● **Exercise brief**:
Report only how many lines hold the word "gmail".

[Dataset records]

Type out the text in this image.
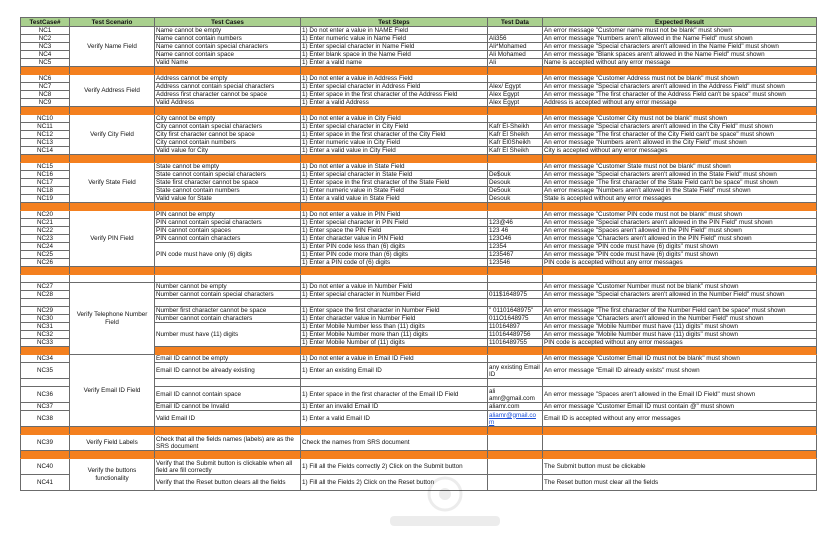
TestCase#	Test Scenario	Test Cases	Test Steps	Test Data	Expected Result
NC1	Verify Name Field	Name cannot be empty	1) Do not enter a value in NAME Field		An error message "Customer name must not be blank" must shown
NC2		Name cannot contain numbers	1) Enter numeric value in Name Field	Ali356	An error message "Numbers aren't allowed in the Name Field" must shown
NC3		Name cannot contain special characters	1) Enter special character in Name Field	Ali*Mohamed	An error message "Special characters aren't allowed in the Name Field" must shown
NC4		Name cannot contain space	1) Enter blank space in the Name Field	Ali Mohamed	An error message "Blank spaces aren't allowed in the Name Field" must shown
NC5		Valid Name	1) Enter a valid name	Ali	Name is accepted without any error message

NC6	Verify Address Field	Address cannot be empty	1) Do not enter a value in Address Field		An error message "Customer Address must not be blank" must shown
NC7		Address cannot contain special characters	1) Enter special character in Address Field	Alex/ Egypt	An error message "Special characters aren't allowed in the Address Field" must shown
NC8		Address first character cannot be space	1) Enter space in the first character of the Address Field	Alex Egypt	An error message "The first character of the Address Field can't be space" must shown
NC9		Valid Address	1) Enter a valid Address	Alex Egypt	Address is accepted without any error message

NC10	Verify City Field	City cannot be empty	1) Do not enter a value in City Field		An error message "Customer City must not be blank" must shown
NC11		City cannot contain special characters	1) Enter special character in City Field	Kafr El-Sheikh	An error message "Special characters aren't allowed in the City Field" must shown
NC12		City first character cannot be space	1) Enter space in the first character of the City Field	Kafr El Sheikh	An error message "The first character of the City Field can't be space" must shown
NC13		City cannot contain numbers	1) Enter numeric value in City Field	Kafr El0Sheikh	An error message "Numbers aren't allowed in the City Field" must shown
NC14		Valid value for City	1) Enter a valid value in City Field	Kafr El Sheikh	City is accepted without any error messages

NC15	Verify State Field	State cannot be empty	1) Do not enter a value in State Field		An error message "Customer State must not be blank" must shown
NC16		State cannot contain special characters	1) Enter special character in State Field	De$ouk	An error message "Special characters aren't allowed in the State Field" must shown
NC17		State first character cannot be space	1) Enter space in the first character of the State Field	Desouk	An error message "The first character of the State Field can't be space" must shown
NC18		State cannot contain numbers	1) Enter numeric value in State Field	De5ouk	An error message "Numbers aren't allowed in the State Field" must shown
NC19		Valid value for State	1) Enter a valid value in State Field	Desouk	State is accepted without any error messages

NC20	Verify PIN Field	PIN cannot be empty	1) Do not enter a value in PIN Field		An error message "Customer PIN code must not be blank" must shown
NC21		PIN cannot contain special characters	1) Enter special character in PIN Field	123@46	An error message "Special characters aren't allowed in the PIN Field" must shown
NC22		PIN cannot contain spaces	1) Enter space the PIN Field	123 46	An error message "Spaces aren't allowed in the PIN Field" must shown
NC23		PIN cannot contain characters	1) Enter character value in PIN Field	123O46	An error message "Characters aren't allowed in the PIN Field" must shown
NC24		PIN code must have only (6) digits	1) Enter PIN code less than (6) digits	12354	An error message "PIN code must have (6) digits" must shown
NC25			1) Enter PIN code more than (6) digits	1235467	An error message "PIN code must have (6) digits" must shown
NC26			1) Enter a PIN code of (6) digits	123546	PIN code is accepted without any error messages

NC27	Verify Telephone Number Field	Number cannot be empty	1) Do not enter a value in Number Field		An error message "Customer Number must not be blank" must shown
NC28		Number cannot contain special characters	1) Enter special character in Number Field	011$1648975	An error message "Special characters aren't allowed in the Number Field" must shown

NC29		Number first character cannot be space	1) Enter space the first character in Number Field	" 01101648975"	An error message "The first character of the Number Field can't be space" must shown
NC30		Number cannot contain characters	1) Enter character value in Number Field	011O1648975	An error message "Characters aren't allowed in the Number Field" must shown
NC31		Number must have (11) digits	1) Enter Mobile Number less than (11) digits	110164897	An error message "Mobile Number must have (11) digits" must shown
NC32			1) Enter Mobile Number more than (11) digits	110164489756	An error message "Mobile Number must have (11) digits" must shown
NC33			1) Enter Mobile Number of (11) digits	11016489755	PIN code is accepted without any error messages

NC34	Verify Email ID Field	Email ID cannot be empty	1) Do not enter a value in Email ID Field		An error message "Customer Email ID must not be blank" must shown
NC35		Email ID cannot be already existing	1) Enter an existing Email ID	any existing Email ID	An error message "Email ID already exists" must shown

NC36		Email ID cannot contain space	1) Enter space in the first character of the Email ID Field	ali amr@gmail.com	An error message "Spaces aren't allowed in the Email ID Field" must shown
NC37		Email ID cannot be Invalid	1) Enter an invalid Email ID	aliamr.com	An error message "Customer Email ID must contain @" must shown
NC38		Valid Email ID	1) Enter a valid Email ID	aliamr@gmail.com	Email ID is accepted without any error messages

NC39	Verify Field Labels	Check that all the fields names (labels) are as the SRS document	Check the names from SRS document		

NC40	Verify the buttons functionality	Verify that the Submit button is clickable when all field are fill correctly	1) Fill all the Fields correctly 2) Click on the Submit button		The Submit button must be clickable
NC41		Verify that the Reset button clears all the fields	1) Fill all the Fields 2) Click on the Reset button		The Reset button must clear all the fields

● **Answer to the exercise**:
2